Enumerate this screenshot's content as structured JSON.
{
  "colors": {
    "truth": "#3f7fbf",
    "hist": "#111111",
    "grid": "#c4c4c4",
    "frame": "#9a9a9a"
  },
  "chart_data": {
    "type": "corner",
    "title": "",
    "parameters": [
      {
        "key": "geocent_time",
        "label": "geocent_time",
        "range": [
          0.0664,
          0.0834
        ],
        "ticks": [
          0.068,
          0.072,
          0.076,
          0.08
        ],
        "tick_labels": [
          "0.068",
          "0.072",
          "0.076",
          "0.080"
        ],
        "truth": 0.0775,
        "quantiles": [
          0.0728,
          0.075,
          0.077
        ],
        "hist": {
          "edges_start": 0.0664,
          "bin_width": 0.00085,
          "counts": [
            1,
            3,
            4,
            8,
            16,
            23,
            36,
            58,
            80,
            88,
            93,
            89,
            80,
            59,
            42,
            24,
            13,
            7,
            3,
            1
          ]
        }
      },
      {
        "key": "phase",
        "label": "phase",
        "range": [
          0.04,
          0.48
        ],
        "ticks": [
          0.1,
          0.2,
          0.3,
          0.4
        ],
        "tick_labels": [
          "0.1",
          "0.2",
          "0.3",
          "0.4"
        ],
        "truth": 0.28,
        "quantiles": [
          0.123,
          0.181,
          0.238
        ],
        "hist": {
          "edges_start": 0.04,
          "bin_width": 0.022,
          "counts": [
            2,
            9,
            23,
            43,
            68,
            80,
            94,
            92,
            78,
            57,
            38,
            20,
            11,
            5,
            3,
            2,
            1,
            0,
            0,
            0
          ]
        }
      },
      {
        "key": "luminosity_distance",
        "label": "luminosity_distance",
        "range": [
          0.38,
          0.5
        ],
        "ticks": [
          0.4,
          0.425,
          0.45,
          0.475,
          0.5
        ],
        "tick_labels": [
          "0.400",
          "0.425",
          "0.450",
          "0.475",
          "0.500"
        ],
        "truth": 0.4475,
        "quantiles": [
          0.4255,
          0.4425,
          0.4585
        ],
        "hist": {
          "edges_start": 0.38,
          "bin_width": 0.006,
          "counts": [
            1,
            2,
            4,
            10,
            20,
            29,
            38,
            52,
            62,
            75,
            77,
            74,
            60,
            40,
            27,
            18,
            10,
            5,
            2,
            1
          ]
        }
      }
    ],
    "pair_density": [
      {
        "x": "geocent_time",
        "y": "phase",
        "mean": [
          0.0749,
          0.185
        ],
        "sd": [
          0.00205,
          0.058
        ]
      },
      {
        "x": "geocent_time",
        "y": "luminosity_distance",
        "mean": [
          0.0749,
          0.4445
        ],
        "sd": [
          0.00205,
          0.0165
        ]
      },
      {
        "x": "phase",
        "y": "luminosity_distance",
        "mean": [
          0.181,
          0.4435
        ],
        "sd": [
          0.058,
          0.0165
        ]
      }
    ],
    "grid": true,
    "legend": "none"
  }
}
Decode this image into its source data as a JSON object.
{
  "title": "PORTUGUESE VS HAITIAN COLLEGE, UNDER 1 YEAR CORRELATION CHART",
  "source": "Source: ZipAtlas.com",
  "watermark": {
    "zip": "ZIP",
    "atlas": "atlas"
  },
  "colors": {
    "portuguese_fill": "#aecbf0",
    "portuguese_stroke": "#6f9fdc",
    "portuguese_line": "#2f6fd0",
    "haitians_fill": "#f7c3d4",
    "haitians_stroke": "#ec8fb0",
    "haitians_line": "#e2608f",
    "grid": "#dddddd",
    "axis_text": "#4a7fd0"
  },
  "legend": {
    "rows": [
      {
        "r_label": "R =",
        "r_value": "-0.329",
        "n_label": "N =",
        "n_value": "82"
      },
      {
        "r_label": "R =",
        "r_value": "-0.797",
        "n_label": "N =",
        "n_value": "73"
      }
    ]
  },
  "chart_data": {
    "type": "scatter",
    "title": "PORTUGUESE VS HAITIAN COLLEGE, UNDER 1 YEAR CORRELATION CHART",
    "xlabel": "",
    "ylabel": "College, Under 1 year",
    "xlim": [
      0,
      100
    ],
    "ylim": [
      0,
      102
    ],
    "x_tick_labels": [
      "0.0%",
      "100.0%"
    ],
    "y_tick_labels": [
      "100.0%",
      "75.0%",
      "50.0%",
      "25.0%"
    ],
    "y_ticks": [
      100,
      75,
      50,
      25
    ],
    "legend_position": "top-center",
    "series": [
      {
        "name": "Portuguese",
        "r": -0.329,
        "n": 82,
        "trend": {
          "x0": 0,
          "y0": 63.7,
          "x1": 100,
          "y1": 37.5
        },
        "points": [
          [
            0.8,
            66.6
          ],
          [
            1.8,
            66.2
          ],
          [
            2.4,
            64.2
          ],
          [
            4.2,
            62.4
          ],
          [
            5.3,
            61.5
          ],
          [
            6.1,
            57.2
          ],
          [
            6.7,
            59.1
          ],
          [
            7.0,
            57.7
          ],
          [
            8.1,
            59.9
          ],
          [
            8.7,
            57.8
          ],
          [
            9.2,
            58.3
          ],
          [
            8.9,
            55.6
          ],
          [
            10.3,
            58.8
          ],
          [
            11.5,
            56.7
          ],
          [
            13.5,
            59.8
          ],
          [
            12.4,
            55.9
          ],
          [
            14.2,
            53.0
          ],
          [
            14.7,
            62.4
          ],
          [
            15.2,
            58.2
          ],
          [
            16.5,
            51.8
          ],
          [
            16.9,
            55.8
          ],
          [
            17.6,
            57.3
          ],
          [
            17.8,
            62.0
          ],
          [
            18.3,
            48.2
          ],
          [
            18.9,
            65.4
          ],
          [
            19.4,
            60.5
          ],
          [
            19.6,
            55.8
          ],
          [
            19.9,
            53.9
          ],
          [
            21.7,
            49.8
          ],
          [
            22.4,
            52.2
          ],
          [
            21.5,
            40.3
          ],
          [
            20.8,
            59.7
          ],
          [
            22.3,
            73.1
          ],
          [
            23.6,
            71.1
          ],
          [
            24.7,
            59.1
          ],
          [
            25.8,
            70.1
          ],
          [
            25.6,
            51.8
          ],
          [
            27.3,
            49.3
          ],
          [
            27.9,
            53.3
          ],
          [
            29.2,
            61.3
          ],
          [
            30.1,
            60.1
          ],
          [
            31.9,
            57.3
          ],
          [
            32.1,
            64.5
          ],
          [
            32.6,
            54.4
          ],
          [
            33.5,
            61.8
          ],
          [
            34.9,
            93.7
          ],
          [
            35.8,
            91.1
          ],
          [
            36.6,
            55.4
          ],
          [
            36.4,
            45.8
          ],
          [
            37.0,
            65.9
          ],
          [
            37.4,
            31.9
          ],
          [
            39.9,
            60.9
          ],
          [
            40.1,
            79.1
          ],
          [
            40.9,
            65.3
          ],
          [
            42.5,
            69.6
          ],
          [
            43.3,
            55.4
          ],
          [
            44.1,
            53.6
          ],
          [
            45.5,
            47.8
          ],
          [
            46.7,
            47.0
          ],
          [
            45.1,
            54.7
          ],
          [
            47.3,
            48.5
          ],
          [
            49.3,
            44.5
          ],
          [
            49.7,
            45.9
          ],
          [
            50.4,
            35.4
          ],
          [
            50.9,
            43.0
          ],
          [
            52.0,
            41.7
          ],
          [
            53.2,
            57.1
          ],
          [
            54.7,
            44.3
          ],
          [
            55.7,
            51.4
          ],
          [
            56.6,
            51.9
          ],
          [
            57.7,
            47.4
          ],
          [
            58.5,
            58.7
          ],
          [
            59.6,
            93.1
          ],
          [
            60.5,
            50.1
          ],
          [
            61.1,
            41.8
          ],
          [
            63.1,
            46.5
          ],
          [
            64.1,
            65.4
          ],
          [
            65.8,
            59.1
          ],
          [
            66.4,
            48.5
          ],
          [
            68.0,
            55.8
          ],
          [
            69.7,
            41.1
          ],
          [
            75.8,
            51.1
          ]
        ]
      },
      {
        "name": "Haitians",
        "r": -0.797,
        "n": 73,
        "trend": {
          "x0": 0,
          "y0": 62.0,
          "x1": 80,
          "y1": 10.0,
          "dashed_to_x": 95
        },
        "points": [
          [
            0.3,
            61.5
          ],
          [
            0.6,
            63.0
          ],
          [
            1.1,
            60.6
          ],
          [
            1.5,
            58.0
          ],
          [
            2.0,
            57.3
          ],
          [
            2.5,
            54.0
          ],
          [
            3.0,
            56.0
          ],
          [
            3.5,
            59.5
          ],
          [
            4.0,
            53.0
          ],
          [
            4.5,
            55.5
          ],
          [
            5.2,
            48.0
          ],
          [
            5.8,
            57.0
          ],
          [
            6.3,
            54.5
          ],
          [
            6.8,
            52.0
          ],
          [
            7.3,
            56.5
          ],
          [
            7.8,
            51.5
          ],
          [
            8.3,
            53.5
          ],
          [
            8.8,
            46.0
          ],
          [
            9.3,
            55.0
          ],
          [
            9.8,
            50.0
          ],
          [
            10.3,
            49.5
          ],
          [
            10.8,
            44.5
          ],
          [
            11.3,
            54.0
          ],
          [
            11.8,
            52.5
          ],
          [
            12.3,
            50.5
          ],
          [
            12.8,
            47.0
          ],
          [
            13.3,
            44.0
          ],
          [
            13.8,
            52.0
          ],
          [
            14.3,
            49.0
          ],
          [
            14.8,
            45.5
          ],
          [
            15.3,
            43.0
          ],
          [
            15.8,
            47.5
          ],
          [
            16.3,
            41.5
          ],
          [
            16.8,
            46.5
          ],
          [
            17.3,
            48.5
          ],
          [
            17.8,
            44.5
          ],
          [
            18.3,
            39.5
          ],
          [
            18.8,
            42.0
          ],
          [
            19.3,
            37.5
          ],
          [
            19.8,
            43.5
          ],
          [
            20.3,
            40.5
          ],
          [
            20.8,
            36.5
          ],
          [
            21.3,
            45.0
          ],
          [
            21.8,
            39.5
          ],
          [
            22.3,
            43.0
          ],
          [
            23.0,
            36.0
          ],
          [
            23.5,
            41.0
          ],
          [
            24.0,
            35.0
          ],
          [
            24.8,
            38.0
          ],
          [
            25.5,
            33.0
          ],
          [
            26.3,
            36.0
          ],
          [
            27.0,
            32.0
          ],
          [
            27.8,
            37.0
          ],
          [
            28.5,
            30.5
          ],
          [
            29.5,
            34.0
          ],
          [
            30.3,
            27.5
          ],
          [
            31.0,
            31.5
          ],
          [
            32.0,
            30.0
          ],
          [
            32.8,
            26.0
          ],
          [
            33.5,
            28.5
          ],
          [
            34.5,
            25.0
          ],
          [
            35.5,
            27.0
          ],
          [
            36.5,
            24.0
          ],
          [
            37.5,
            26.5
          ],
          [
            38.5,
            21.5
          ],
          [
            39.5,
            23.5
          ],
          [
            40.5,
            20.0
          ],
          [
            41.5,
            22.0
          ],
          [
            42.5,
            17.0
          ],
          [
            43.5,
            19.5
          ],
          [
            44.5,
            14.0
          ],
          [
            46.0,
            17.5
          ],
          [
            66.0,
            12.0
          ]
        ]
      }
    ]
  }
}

####

Exercise -> Pull every line containing "truth" from the data.

Solution for this exercise ->
    "truth": "#3f7fbf",
        "truth": 0.0775,
        "truth": 0.28,
        "truth": 0.4475,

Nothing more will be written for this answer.